• **Work required**: Read the material below and tally how many lines hold the word "name", giving the number and nothing else.

• **Given data**:

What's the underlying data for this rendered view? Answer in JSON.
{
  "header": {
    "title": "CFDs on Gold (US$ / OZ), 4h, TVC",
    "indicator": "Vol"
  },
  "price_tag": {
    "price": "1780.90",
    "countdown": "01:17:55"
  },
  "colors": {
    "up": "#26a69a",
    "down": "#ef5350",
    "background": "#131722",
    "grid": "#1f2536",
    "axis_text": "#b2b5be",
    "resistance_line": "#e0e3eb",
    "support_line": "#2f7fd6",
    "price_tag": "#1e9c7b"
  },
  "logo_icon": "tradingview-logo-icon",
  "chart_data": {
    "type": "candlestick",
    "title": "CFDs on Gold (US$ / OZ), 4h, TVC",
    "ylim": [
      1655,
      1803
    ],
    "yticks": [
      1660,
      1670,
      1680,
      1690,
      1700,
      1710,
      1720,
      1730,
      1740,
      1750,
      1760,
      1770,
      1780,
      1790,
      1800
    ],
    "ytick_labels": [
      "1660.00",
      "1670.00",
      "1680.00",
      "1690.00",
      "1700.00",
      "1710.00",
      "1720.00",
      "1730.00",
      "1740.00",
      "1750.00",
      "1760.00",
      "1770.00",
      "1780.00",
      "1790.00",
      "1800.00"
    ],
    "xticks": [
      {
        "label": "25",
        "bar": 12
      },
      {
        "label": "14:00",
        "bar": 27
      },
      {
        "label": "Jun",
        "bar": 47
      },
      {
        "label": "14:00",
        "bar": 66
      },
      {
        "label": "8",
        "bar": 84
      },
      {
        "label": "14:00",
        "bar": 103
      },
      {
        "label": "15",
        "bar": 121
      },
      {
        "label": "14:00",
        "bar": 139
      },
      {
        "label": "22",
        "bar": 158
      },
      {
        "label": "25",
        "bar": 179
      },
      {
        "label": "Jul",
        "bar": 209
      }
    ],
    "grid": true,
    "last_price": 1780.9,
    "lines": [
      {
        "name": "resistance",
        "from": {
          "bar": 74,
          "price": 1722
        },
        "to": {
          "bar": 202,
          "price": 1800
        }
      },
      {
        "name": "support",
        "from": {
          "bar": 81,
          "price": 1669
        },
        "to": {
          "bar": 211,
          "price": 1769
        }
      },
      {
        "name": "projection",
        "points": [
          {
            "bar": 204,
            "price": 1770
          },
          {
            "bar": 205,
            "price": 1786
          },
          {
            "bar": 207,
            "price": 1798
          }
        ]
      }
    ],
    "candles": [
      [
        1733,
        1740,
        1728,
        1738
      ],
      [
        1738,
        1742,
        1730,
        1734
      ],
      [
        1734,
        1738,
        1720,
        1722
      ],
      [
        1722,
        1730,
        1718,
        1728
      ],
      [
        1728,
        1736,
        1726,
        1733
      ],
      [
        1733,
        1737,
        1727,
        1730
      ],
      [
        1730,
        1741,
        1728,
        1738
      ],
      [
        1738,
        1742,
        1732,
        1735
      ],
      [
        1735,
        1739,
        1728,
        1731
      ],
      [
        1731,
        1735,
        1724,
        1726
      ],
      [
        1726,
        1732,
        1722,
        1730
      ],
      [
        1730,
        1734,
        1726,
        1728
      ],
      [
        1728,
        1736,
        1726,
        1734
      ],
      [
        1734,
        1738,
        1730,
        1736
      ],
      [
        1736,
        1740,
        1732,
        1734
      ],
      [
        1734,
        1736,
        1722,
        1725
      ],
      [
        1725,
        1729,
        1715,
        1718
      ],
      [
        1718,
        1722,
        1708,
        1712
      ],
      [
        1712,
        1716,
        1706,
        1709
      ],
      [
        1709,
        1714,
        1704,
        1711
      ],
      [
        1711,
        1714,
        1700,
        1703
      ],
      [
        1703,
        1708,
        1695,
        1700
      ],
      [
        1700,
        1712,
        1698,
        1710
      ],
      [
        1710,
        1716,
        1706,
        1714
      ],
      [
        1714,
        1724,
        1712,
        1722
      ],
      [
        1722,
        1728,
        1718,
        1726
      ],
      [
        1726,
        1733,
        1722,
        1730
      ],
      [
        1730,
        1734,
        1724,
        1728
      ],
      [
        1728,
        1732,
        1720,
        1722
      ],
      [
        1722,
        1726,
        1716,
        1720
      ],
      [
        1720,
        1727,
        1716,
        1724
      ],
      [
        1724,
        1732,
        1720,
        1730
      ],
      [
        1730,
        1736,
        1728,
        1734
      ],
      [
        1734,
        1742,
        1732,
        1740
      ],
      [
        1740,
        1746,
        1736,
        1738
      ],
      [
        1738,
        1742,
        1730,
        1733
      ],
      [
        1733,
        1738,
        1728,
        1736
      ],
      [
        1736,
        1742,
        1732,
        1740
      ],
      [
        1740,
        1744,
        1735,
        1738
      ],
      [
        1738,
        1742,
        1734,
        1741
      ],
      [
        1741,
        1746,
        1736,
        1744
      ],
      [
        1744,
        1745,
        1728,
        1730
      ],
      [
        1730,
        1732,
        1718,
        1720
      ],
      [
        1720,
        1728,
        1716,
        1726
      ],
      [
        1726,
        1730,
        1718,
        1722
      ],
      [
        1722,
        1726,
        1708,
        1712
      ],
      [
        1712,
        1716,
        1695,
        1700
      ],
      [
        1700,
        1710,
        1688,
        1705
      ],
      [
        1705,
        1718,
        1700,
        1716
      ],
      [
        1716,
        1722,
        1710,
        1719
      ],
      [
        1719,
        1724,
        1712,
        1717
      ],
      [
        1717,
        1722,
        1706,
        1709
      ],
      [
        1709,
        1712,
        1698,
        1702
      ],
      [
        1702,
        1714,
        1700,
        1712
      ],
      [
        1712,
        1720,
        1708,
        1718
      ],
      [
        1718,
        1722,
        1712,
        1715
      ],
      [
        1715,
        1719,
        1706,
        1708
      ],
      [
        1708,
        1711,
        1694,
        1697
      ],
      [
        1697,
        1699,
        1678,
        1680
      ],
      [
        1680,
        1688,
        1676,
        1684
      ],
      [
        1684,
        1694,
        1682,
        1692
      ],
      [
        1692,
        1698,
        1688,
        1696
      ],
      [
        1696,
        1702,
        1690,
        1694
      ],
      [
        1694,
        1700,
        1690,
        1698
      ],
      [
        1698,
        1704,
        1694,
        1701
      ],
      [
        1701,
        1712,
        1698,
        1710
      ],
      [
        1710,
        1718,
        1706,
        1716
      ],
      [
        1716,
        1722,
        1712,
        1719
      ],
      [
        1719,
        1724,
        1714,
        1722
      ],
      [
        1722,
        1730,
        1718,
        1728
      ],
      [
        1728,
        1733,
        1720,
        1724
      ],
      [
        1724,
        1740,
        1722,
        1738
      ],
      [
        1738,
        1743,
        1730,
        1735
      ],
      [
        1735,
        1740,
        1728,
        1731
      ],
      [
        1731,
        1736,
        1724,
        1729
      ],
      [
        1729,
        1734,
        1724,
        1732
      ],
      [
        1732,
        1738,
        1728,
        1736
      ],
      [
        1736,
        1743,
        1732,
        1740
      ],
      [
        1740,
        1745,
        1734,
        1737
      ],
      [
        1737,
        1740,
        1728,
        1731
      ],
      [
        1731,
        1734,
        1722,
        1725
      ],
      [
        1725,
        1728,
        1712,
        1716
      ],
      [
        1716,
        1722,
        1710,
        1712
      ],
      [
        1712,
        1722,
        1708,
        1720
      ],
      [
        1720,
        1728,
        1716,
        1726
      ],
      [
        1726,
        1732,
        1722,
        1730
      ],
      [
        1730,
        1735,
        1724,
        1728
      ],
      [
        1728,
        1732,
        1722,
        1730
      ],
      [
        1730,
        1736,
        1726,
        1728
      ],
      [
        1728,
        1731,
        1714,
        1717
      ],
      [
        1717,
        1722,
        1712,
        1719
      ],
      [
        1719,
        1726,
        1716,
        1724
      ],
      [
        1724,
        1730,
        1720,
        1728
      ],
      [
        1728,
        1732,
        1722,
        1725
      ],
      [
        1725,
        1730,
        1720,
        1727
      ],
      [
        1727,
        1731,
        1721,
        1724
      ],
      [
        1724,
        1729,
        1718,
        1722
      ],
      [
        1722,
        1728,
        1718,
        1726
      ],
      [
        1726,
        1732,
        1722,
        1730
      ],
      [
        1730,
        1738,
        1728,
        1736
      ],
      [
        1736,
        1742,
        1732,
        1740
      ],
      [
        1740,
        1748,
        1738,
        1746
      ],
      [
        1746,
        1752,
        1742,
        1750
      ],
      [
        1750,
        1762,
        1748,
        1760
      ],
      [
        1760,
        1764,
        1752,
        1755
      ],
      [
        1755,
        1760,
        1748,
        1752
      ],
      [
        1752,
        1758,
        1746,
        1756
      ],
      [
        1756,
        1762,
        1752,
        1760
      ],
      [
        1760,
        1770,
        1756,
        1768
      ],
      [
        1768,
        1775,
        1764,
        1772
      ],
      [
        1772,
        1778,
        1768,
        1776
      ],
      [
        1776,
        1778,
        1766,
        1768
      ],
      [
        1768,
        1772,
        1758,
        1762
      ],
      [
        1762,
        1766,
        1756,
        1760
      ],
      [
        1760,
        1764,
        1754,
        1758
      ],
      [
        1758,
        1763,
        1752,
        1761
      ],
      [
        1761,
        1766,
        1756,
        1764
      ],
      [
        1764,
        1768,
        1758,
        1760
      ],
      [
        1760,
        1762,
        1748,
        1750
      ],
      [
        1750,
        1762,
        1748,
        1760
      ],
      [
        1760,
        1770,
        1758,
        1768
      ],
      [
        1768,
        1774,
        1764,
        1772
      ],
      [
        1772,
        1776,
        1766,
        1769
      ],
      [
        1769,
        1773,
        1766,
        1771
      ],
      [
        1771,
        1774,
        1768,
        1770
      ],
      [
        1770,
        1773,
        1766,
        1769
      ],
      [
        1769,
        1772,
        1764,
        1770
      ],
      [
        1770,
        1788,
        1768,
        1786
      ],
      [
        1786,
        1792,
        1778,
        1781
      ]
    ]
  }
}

• **Exercise output**: 3